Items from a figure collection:
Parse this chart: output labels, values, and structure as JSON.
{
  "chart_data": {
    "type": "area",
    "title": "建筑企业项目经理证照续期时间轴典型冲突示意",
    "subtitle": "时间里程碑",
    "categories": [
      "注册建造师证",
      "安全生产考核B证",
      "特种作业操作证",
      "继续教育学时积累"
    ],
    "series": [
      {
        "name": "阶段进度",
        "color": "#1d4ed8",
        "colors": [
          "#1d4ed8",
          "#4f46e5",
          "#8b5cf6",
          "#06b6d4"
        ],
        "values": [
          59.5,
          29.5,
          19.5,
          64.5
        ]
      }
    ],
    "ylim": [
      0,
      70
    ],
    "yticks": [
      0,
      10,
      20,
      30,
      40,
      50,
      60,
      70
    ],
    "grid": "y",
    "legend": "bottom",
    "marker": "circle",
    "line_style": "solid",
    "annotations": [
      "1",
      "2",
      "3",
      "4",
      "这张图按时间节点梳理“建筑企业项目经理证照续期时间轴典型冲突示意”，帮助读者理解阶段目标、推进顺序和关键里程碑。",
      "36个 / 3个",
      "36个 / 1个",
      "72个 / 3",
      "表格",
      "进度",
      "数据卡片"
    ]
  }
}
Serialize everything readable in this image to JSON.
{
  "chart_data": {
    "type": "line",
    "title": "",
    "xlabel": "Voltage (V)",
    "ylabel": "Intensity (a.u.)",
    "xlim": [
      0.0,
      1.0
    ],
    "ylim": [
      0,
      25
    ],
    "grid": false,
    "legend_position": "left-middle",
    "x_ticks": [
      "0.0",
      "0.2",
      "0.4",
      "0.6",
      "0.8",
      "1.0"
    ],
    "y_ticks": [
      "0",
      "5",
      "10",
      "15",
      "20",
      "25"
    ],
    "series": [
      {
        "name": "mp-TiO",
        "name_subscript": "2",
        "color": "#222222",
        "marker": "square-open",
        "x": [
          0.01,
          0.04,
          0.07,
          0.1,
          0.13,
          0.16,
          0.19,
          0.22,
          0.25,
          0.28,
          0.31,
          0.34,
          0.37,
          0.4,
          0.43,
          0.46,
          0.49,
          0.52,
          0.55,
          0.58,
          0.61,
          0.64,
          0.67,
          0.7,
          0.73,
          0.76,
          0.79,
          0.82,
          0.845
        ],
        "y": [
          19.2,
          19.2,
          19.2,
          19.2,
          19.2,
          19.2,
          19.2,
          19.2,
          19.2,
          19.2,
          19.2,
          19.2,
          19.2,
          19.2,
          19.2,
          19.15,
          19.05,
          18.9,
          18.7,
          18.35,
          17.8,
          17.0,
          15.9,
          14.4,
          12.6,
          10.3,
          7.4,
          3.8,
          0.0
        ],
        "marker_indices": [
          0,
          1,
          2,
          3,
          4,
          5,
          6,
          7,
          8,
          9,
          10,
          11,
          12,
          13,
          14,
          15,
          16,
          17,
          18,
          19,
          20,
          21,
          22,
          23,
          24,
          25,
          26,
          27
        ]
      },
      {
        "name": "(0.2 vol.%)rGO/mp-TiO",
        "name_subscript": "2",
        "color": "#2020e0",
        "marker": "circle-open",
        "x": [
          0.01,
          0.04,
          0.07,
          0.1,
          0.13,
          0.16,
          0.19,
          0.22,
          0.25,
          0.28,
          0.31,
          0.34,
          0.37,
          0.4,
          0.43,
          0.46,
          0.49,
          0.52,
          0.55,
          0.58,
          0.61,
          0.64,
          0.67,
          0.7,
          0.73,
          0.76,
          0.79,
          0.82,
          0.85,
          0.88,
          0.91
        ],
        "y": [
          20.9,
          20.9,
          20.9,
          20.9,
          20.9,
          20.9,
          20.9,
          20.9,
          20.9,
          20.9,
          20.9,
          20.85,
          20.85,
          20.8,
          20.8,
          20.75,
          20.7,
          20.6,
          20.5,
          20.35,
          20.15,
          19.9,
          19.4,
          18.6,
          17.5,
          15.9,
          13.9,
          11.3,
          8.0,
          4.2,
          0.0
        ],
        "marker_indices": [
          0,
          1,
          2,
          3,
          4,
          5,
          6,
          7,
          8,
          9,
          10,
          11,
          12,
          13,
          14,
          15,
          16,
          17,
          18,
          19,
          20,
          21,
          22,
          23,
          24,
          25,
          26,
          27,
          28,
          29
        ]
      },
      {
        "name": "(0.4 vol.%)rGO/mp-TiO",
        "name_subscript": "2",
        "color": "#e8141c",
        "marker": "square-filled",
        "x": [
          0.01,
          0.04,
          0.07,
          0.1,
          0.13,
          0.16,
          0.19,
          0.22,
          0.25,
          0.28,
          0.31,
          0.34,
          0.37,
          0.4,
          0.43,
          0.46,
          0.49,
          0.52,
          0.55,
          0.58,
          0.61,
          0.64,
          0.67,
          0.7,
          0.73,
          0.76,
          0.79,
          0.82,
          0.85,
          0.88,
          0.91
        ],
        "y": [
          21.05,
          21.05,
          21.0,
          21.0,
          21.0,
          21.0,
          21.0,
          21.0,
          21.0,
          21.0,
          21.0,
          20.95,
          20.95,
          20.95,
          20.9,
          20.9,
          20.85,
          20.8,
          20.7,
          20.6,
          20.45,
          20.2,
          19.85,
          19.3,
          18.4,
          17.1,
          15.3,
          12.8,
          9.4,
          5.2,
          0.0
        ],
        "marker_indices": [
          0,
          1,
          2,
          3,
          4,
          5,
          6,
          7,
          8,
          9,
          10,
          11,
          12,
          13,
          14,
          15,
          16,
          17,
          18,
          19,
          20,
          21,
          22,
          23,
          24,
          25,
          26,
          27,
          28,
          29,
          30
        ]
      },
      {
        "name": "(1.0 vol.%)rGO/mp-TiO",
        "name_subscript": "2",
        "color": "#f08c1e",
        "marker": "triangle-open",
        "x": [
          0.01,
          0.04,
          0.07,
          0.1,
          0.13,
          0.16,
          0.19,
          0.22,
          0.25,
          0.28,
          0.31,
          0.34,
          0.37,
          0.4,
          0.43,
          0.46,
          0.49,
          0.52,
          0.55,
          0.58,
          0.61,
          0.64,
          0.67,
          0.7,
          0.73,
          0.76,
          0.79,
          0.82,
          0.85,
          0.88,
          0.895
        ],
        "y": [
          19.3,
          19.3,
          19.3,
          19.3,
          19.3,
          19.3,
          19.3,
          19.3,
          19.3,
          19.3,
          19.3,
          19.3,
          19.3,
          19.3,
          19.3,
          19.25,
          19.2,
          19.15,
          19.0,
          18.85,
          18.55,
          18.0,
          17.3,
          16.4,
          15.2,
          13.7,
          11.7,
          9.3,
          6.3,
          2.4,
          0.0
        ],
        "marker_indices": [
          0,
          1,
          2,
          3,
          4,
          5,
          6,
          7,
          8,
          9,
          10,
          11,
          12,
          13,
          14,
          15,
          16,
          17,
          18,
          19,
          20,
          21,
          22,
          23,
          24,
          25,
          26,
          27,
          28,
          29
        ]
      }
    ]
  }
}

- **Goal**: In the entries above, count every line containing the word "square". Write only the total.

- **Solution**: 2